GOAL
Type every record exactly as it appears.

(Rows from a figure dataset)
▬▬▬▬▬▬

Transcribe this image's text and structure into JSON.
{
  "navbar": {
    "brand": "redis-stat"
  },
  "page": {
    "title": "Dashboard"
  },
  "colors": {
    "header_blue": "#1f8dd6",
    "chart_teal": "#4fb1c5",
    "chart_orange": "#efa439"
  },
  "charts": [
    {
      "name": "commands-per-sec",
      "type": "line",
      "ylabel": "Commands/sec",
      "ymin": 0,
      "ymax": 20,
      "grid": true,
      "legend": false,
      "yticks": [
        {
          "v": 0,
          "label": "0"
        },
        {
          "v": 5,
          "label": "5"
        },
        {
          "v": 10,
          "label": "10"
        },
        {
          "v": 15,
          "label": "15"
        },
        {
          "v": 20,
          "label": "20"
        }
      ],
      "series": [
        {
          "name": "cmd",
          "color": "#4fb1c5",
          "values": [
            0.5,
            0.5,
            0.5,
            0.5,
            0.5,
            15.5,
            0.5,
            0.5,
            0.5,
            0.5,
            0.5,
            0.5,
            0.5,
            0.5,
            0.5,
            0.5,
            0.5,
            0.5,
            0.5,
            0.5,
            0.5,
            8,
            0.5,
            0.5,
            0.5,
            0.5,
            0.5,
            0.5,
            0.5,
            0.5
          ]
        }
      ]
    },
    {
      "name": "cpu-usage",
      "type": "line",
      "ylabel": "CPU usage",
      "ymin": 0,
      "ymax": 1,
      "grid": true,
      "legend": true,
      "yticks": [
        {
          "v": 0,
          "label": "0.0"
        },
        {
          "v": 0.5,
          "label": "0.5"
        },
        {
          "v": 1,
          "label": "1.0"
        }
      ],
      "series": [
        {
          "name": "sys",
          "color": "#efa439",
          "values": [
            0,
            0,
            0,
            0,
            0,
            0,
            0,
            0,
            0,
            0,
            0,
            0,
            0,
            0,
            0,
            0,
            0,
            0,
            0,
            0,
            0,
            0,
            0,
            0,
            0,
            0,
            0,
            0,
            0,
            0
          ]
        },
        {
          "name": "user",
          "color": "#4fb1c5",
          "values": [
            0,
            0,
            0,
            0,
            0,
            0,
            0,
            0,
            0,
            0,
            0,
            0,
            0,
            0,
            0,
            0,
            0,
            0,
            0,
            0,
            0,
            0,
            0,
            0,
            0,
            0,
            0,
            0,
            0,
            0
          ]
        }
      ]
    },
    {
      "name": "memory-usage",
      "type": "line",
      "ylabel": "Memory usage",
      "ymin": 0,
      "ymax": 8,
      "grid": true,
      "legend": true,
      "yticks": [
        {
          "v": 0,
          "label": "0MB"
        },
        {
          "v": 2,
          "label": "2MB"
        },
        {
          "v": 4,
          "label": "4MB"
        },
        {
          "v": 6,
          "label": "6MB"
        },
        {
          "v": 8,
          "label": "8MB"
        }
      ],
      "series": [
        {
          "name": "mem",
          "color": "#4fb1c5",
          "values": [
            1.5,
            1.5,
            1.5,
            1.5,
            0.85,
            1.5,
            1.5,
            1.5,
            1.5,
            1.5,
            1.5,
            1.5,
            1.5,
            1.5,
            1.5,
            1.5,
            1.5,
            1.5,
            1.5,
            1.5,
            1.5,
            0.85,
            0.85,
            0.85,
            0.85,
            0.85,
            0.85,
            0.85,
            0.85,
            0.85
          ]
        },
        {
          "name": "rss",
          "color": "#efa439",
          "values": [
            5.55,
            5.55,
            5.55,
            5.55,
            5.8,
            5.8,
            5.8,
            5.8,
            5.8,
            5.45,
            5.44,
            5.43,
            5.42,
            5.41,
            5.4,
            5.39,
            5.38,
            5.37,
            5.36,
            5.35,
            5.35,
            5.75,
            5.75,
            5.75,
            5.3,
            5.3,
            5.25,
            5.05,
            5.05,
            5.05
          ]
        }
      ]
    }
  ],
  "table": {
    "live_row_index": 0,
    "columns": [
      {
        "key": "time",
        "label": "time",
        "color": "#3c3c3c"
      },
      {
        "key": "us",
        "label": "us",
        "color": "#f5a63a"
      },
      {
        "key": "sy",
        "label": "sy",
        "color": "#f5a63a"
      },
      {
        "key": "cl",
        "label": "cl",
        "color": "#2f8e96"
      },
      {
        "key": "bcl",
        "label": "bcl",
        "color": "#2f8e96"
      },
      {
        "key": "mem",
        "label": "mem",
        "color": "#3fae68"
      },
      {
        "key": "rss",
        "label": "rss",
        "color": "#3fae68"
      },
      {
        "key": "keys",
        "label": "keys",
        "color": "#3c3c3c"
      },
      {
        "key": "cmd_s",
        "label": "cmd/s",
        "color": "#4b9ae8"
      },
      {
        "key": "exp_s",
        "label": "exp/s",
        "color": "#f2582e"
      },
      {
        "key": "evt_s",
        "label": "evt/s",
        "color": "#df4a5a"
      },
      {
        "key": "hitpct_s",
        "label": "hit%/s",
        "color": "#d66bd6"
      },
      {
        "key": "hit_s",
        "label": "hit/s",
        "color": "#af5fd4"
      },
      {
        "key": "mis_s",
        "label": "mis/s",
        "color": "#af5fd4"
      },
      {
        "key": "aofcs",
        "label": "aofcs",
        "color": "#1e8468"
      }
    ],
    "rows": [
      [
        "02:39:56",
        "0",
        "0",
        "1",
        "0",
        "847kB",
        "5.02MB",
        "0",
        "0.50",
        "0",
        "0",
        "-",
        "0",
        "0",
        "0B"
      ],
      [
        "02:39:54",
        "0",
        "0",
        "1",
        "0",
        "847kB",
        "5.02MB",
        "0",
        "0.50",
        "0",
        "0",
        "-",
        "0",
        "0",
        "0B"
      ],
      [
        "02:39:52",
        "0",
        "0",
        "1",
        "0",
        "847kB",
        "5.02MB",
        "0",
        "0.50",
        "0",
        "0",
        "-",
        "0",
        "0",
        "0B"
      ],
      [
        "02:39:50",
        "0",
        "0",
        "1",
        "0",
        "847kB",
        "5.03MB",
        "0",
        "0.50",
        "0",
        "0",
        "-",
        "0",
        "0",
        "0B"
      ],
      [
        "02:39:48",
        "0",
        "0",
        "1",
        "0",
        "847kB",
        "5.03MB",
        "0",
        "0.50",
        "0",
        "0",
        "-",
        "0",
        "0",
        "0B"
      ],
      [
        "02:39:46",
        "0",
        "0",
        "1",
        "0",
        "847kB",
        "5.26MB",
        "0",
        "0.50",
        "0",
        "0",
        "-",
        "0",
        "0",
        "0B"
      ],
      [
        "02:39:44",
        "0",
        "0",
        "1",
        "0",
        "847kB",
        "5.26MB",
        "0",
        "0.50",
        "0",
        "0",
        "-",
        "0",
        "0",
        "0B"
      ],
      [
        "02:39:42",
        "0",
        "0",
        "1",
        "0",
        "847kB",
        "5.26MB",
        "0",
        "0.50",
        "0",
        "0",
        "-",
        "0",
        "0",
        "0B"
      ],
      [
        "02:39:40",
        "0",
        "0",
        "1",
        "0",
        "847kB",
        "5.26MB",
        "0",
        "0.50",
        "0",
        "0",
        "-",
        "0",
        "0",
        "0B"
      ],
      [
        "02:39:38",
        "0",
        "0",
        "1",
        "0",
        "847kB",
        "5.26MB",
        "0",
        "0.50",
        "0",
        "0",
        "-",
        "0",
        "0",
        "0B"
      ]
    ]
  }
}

▬▬▬▬▬▬

FINAL ANSWER
Transcribe this image's text and structure into JSON.
{
  "navbar": {
    "brand": "redis-stat"
  },
  "page": {
    "title": "Dashboard"
  },
  "colors": {
    "header_blue": "#1f8dd6",
    "chart_teal": "#4fb1c5",
    "chart_orange": "#efa439"
  },
  "charts": [
    {
      "name": "commands-per-sec",
      "type": "line",
      "ylabel": "Commands/sec",
      "ymin": 0,
      "ymax": 20,
      "grid": true,
      "legend": false,
      "yticks": [
        {
          "v": 0,
          "label": "0"
        },
        {
          "v": 5,
          "label": "5"
        },
        {
          "v": 10,
          "label": "10"
        },
        {
          "v": 15,
          "label": "15"
        },
        {
          "v": 20,
          "label": "20"
        }
      ],
      "series": [
        {
          "name": "cmd",
          "color": "#4fb1c5",
          "values": [
            0.5,
            0.5,
            0.5,
            0.5,
            0.5,
            15.5,
            0.5,
            0.5,
            0.5,
            0.5,
            0.5,
            0.5,
            0.5,
            0.5,
            0.5,
            0.5,
            0.5,
            0.5,
            0.5,
            0.5,
            0.5,
            8,
            0.5,
            0.5,
            0.5,
            0.5,
            0.5,
            0.5,
            0.5,
            0.5
          ]
        }
      ]
    },
    {
      "name": "cpu-usage",
      "type": "line",
      "ylabel": "CPU usage",
      "ymin": 0,
      "ymax": 1,
      "grid": true,
      "legend": true,
      "yticks": [
        {
          "v": 0,
          "label": "0.0"
        },
        {
          "v": 0.5,
          "label": "0.5"
        },
        {
          "v": 1,
          "label": "1.0"
        }
      ],
      "series": [
        {
          "name": "sys",
          "color": "#efa439",
          "values": [
            0,
            0,
            0,
            0,
            0,
            0,
            0,
            0,
            0,
            0,
            0,
            0,
            0,
            0,
            0,
            0,
            0,
            0,
            0,
            0,
            0,
            0,
            0,
            0,
            0,
            0,
            0,
            0,
            0,
            0
          ]
        },
        {
          "name": "user",
          "color": "#4fb1c5",
          "values": [
            0,
            0,
            0,
            0,
            0,
            0,
            0,
            0,
            0,
            0,
            0,
            0,
            0,
            0,
            0,
            0,
            0,
            0,
            0,
            0,
            0,
            0,
            0,
            0,
            0,
            0,
            0,
            0,
            0,
            0
          ]
        }
      ]
    },
    {
      "name": "memory-usage",
      "type": "line",
      "ylabel": "Memory usage",
      "ymin": 0,
      "ymax": 8,
      "grid": true,
      "legend": true,
      "yticks": [
        {
          "v": 0,
          "label": "0MB"
        },
        {
          "v": 2,
          "label": "2MB"
        },
        {
          "v": 4,
          "label": "4MB"
        },
        {
          "v": 6,
          "label": "6MB"
        },
        {
          "v": 8,
          "label": "8MB"
        }
      ],
      "series": [
        {
          "name": "mem",
          "color": "#4fb1c5",
          "values": [
            1.5,
            1.5,
            1.5,
            1.5,
            0.85,
            1.5,
            1.5,
            1.5,
            1.5,
            1.5,
            1.5,
            1.5,
            1.5,
            1.5,
            1.5,
            1.5,
            1.5,
            1.5,
            1.5,
            1.5,
            1.5,
            0.85,
            0.85,
            0.85,
            0.85,
            0.85,
            0.85,
            0.85,
            0.85,
            0.85
          ]
        },
        {
          "name": "rss",
          "color": "#efa439",
          "values": [
            5.55,
            5.55,
            5.55,
            5.55,
            5.8,
            5.8,
            5.8,
            5.8,
            5.8,
            5.45,
            5.44,
            5.43,
            5.42,
            5.41,
            5.4,
            5.39,
            5.38,
            5.37,
            5.36,
            5.35,
            5.35,
            5.75,
            5.75,
            5.75,
            5.3,
            5.3,
            5.25,
            5.05,
            5.05,
            5.05
          ]
        }
      ]
    }
  ],
  "table": {
    "live_row_index": 0,
    "columns": [
      {
        "key": "time",
        "label": "time",
        "color": "#3c3c3c"
      },
      {
        "key": "us",
        "label": "us",
        "color": "#f5a63a"
      },
      {
        "key": "sy",
        "label": "sy",
        "color": "#f5a63a"
      },
      {
        "key": "cl",
        "label": "cl",
        "color": "#2f8e96"
      },
      {
        "key": "bcl",
        "label": "bcl",
        "color": "#2f8e96"
      },
      {
        "key": "mem",
        "label": "mem",
        "color": "#3fae68"
      },
      {
        "key": "rss",
        "label": "rss",
        "color": "#3fae68"
      },
      {
        "key": "keys",
        "label": "keys",
        "color": "#3c3c3c"
      },
      {
        "key": "cmd_s",
        "label": "cmd/s",
        "color": "#4b9ae8"
      },
      {
        "key": "exp_s",
        "label": "exp/s",
        "color": "#f2582e"
      },
      {
        "key": "evt_s",
        "label": "evt/s",
        "color": "#df4a5a"
      },
      {
        "key": "hitpct_s",
        "label": "hit%/s",
        "color": "#d66bd6"
      },
      {
        "key": "hit_s",
        "label": "hit/s",
        "color": "#af5fd4"
      },
      {
        "key": "mis_s",
        "label": "mis/s",
        "color": "#af5fd4"
      },
      {
        "key": "aofcs",
        "label": "aofcs",
        "color": "#1e8468"
      }
    ],
    "rows": [
      [
        "02:39:56",
        "0",
        "0",
        "1",
        "0",
        "847kB",
        "5.02MB",
        "0",
        "0.50",
        "0",
        "0",
        "-",
        "0",
        "0",
        "0B"
      ],
      [
        "02:39:54",
        "0",
        "0",
        "1",
        "0",
        "847kB",
        "5.02MB",
        "0",
        "0.50",
        "0",
        "0",
        "-",
        "0",
        "0",
        "0B"
      ],
      [
        "02:39:52",
        "0",
        "0",
        "1",
        "0",
        "847kB",
        "5.02MB",
        "0",
        "0.50",
        "0",
        "0",
        "-",
        "0",
        "0",
        "0B"
      ],
      [
        "02:39:50",
        "0",
        "0",
        "1",
        "0",
        "847kB",
        "5.03MB",
        "0",
        "0.50",
        "0",
        "0",
        "-",
        "0",
        "0",
        "0B"
      ],
      [
        "02:39:48",
        "0",
        "0",
        "1",
        "0",
        "847kB",
        "5.03MB",
        "0",
        "0.50",
        "0",
        "0",
        "-",
        "0",
        "0",
        "0B"
      ],
      [
        "02:39:46",
        "0",
        "0",
        "1",
        "0",
        "847kB",
        "5.26MB",
        "0",
        "0.50",
        "0",
        "0",
        "-",
        "0",
        "0",
        "0B"
      ],
      [
        "02:39:44",
        "0",
        "0",
        "1",
        "0",
        "847kB",
        "5.26MB",
        "0",
        "0.50",
        "0",
        "0",
        "-",
        "0",
        "0",
        "0B"
      ],
      [
        "02:39:42",
        "0",
        "0",
        "1",
        "0",
        "847kB",
        "5.26MB",
        "0",
        "0.50",
        "0",
        "0",
        "-",
        "0",
        "0",
        "0B"
      ],
      [
        "02:39:40",
        "0",
        "0",
        "1",
        "0",
        "847kB",
        "5.26MB",
        "0",
        "0.50",
        "0",
        "0",
        "-",
        "0",
        "0",
        "0B"
      ],
      [
        "02:39:38",
        "0",
        "0",
        "1",
        "0",
        "847kB",
        "5.26MB",
        "0",
        "0.50",
        "0",
        "0",
        "-",
        "0",
        "0",
        "0B"
      ]
    ]
  }
}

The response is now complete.